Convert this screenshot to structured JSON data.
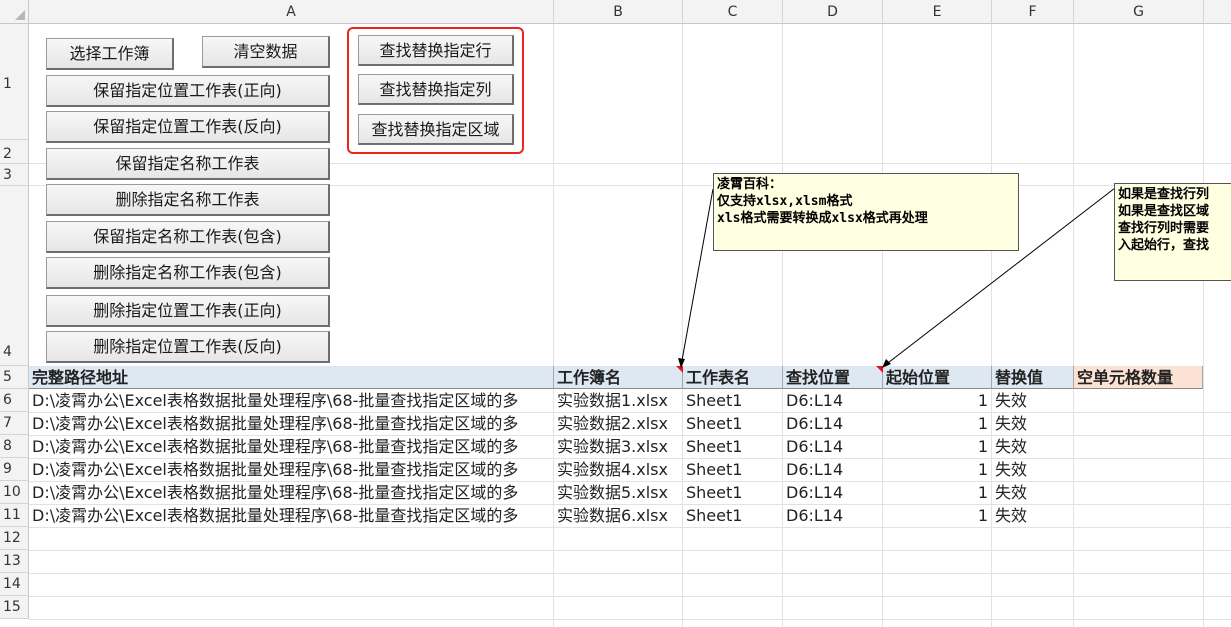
{
  "columns": [
    "A",
    "B",
    "C",
    "D",
    "E",
    "F",
    "G"
  ],
  "rows": [
    "1",
    "2",
    "3",
    "4",
    "5",
    "6",
    "7",
    "8",
    "9",
    "10",
    "11",
    "12",
    "13",
    "14",
    "15"
  ],
  "buttons": {
    "select_workbook": "选择工作簿",
    "clear_data": "清空数据",
    "keep_pos_forward": "保留指定位置工作表(正向)",
    "keep_pos_reverse": "保留指定位置工作表(反向)",
    "keep_name": "保留指定名称工作表",
    "delete_name": "删除指定名称工作表",
    "keep_name_contains": "保留指定名称工作表(包含)",
    "delete_name_contains": "删除指定名称工作表(包含)",
    "delete_pos_forward": "删除指定位置工作表(正向)",
    "delete_pos_reverse": "删除指定位置工作表(反向)",
    "find_replace_row": "查找替换指定行",
    "find_replace_col": "查找替换指定列",
    "find_replace_range": "查找替换指定区域"
  },
  "table": {
    "headers": [
      "完整路径地址",
      "工作簿名",
      "工作表名",
      "查找位置",
      "起始位置",
      "替换值",
      "空单元格数量"
    ],
    "rows": [
      {
        "path": "D:\\凌霄办公\\Excel表格数据批量处理程序\\68-批量查找指定区域的多",
        "book": "实验数据1.xlsx",
        "sheet": "Sheet1",
        "loc": "D6:L14",
        "start": "1",
        "value": "失效"
      },
      {
        "path": "D:\\凌霄办公\\Excel表格数据批量处理程序\\68-批量查找指定区域的多",
        "book": "实验数据2.xlsx",
        "sheet": "Sheet1",
        "loc": "D6:L14",
        "start": "1",
        "value": "失效"
      },
      {
        "path": "D:\\凌霄办公\\Excel表格数据批量处理程序\\68-批量查找指定区域的多",
        "book": "实验数据3.xlsx",
        "sheet": "Sheet1",
        "loc": "D6:L14",
        "start": "1",
        "value": "失效"
      },
      {
        "path": "D:\\凌霄办公\\Excel表格数据批量处理程序\\68-批量查找指定区域的多",
        "book": "实验数据4.xlsx",
        "sheet": "Sheet1",
        "loc": "D6:L14",
        "start": "1",
        "value": "失效"
      },
      {
        "path": "D:\\凌霄办公\\Excel表格数据批量处理程序\\68-批量查找指定区域的多",
        "book": "实验数据5.xlsx",
        "sheet": "Sheet1",
        "loc": "D6:L14",
        "start": "1",
        "value": "失效"
      },
      {
        "path": "D:\\凌霄办公\\Excel表格数据批量处理程序\\68-批量查找指定区域的多",
        "book": "实验数据6.xlsx",
        "sheet": "Sheet1",
        "loc": "D6:L14",
        "start": "1",
        "value": "失效"
      }
    ]
  },
  "comments": {
    "note1": "凌霄百科：\n仅支持xlsx,xlsm格式\nxls格式需要转换成xlsx格式再处理",
    "note2": "如果是查找行列\n如果是查找区域\n查找行列时需要\n入起始行，查找"
  },
  "colors": {
    "red_box": "#e8261e",
    "header_fill": "#dde8f3",
    "empty_count_fill": "#fbe2d5",
    "comment_fill": "#ffffe1"
  }
}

◆ **TASK TO COMPLETE**: Copy each line of the data that contains the word "保留指定名称工作表".

◆ **FULL ANSWER**:
    "keep_name": "保留指定名称工作表",
    "keep_name_contains": "保留指定名称工作表(包含)",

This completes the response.